#### Instructions for the task:
Collect every line of the listing below that contains the string "axis", matching case exactly.
— begin Records to use —
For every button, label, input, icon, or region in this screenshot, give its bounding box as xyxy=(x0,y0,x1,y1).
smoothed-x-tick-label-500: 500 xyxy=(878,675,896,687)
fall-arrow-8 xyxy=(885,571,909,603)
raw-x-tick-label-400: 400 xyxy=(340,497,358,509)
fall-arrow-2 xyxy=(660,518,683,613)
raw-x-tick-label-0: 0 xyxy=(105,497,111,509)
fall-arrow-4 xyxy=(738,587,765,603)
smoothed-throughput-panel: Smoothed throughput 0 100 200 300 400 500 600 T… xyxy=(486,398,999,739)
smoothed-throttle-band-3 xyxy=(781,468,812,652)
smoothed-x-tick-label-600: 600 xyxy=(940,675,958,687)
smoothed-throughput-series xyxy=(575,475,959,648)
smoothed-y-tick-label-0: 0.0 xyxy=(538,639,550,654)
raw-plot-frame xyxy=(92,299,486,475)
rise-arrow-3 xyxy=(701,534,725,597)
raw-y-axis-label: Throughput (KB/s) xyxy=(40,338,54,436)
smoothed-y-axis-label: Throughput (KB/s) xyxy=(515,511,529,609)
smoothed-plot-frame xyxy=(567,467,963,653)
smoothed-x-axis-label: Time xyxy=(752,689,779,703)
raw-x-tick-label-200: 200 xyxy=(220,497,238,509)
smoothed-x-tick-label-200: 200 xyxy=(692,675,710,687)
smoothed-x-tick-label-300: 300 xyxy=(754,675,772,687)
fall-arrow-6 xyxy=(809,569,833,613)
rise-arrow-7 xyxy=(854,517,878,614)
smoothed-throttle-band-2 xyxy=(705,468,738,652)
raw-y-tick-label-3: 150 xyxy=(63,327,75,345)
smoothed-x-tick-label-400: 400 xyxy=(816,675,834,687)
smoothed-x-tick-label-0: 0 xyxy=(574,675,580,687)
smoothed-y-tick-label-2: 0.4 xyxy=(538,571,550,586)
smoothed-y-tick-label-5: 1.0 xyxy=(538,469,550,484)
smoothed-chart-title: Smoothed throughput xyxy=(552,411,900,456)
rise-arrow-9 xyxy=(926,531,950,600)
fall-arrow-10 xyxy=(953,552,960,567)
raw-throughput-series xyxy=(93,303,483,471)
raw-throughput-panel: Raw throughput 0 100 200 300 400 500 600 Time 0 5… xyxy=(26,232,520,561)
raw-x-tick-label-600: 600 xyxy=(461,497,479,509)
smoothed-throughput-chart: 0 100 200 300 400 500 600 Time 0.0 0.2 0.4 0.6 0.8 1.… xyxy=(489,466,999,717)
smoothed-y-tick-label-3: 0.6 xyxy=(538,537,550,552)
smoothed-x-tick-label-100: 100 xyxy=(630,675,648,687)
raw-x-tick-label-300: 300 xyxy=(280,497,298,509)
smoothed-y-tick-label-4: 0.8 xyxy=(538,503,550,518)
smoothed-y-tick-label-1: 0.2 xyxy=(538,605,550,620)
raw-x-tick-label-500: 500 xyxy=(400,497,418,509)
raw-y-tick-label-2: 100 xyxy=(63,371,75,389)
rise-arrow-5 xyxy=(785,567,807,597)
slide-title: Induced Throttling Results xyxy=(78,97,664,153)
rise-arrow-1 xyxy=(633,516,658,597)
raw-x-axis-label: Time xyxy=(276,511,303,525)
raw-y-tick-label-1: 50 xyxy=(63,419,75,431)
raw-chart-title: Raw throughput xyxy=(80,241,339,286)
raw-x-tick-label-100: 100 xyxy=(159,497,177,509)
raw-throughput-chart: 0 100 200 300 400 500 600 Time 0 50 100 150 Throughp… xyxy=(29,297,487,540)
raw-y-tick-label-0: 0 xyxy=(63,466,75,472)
— end Records to use —
#### Answer below:
raw-y-axis-label: Throughput (KB/s) xyxy=(40,338,54,436)
smoothed-y-axis-label: Throughput (KB/s) xyxy=(515,511,529,609)
smoothed-x-axis-label: Time xyxy=(752,689,779,703)
raw-x-axis-label: Time xyxy=(276,511,303,525)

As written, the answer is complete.